Records from a collection of figures:
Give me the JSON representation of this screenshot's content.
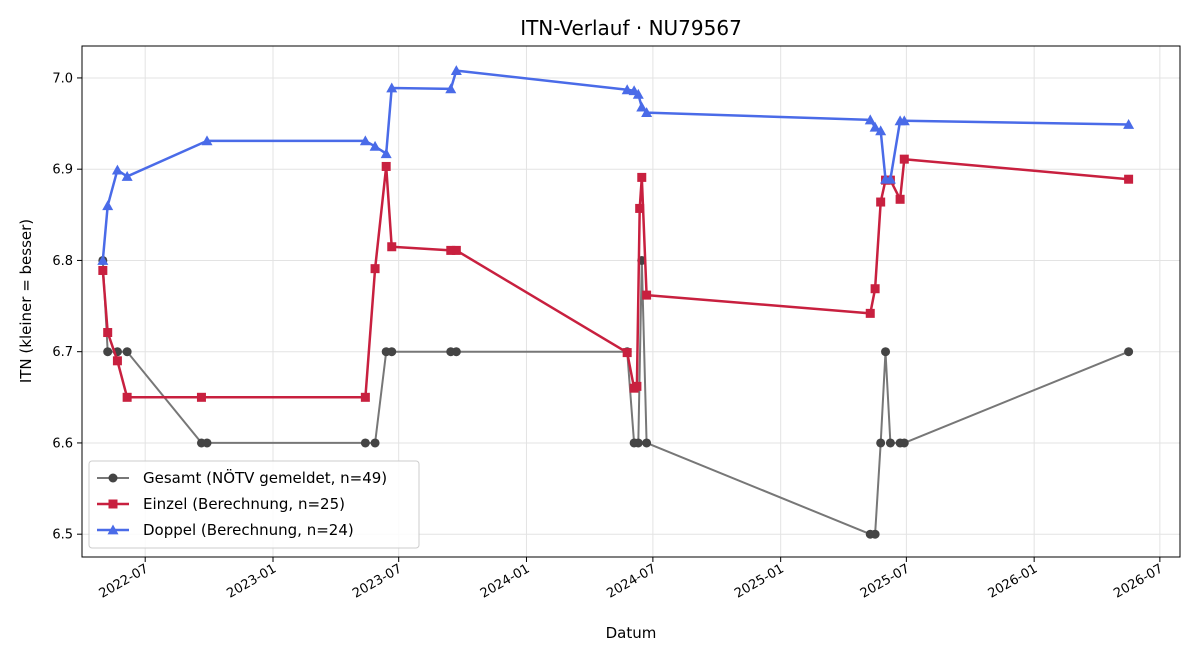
{
  "chart_data": {
    "type": "line",
    "title": "ITN-Verlauf · NU79567",
    "xlabel": "Datum",
    "ylabel": "ITN  (kleiner = besser)",
    "xlim": [
      "2022-04-01",
      "2026-07-30"
    ],
    "ylim": [
      6.475,
      7.035
    ],
    "x_ticks": [
      "2022-07-01",
      "2023-01-01",
      "2023-07-01",
      "2024-01-01",
      "2024-07-01",
      "2025-01-01",
      "2025-07-01",
      "2026-01-01",
      "2026-07-01"
    ],
    "x_tick_labels": [
      "2022-07",
      "2023-01",
      "2023-07",
      "2024-01",
      "2024-07",
      "2025-01",
      "2025-07",
      "2026-01",
      "2026-07"
    ],
    "y_ticks": [
      6.5,
      6.6,
      6.7,
      6.8,
      6.9,
      7.0
    ],
    "y_tick_labels": [
      "6.5",
      "6.6",
      "6.7",
      "6.8",
      "6.9",
      "7.0"
    ],
    "grid": true,
    "legend_position": "lower-left",
    "series": [
      {
        "name": "Gesamt (NÖTV gemeldet, n=49)",
        "color": "#777777",
        "marker_color": "#444444",
        "marker": "circle",
        "points": [
          [
            "2022-05-01",
            6.8
          ],
          [
            "2022-05-08",
            6.7
          ],
          [
            "2022-05-22",
            6.7
          ],
          [
            "2022-06-05",
            6.7
          ],
          [
            "2022-09-20",
            6.6
          ],
          [
            "2022-09-28",
            6.6
          ],
          [
            "2023-05-14",
            6.6
          ],
          [
            "2023-05-28",
            6.6
          ],
          [
            "2023-06-13",
            6.7
          ],
          [
            "2023-06-21",
            6.7
          ],
          [
            "2023-09-14",
            6.7
          ],
          [
            "2023-09-22",
            6.7
          ],
          [
            "2024-05-25",
            6.7
          ],
          [
            "2024-06-04",
            6.6
          ],
          [
            "2024-06-10",
            6.6
          ],
          [
            "2024-06-15",
            6.8
          ],
          [
            "2024-06-22",
            6.6
          ],
          [
            "2025-05-10",
            6.5
          ],
          [
            "2025-05-17",
            6.5
          ],
          [
            "2025-05-25",
            6.6
          ],
          [
            "2025-06-01",
            6.7
          ],
          [
            "2025-06-08",
            6.6
          ],
          [
            "2025-06-22",
            6.6
          ],
          [
            "2025-06-28",
            6.6
          ],
          [
            "2026-05-17",
            6.7
          ]
        ]
      },
      {
        "name": "Einzel (Berechnung, n=25)",
        "color": "#c8203f",
        "marker_color": "#c8203f",
        "marker": "square",
        "points": [
          [
            "2022-05-01",
            6.789
          ],
          [
            "2022-05-08",
            6.721
          ],
          [
            "2022-05-22",
            6.69
          ],
          [
            "2022-06-05",
            6.65
          ],
          [
            "2022-09-20",
            6.65
          ],
          [
            "2023-05-14",
            6.65
          ],
          [
            "2023-05-28",
            6.791
          ],
          [
            "2023-06-13",
            6.903
          ],
          [
            "2023-06-21",
            6.815
          ],
          [
            "2023-09-14",
            6.811
          ],
          [
            "2023-09-22",
            6.811
          ],
          [
            "2024-05-25",
            6.699
          ],
          [
            "2024-06-04",
            6.66
          ],
          [
            "2024-06-08",
            6.662
          ],
          [
            "2024-06-12",
            6.857
          ],
          [
            "2024-06-15",
            6.891
          ],
          [
            "2024-06-22",
            6.762
          ],
          [
            "2025-05-10",
            6.742
          ],
          [
            "2025-05-17",
            6.769
          ],
          [
            "2025-05-25",
            6.864
          ],
          [
            "2025-06-01",
            6.888
          ],
          [
            "2025-06-08",
            6.888
          ],
          [
            "2025-06-22",
            6.867
          ],
          [
            "2025-06-28",
            6.911
          ],
          [
            "2026-05-17",
            6.889
          ]
        ]
      },
      {
        "name": "Doppel (Berechnung, n=24)",
        "color": "#4a6be8",
        "marker_color": "#4a6be8",
        "marker": "triangle",
        "points": [
          [
            "2022-05-01",
            6.8
          ],
          [
            "2022-05-08",
            6.86
          ],
          [
            "2022-05-22",
            6.899
          ],
          [
            "2022-06-05",
            6.892
          ],
          [
            "2022-09-28",
            6.931
          ],
          [
            "2023-05-14",
            6.931
          ],
          [
            "2023-05-28",
            6.925
          ],
          [
            "2023-06-13",
            6.917
          ],
          [
            "2023-06-21",
            6.989
          ],
          [
            "2023-09-14",
            6.988
          ],
          [
            "2023-09-22",
            7.008
          ],
          [
            "2024-05-25",
            6.987
          ],
          [
            "2024-06-04",
            6.986
          ],
          [
            "2024-06-10",
            6.982
          ],
          [
            "2024-06-15",
            6.968
          ],
          [
            "2024-06-22",
            6.962
          ],
          [
            "2025-05-10",
            6.954
          ],
          [
            "2025-05-17",
            6.946
          ],
          [
            "2025-05-25",
            6.942
          ],
          [
            "2025-06-01",
            6.889
          ],
          [
            "2025-06-08",
            6.889
          ],
          [
            "2025-06-22",
            6.953
          ],
          [
            "2025-06-28",
            6.953
          ],
          [
            "2026-05-17",
            6.949
          ]
        ]
      }
    ]
  }
}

• **TASK INSTRUCTIONS**
Say how many lines include the word "Berechnung"; reply with the number alone.

• **IN RESPONSE**
2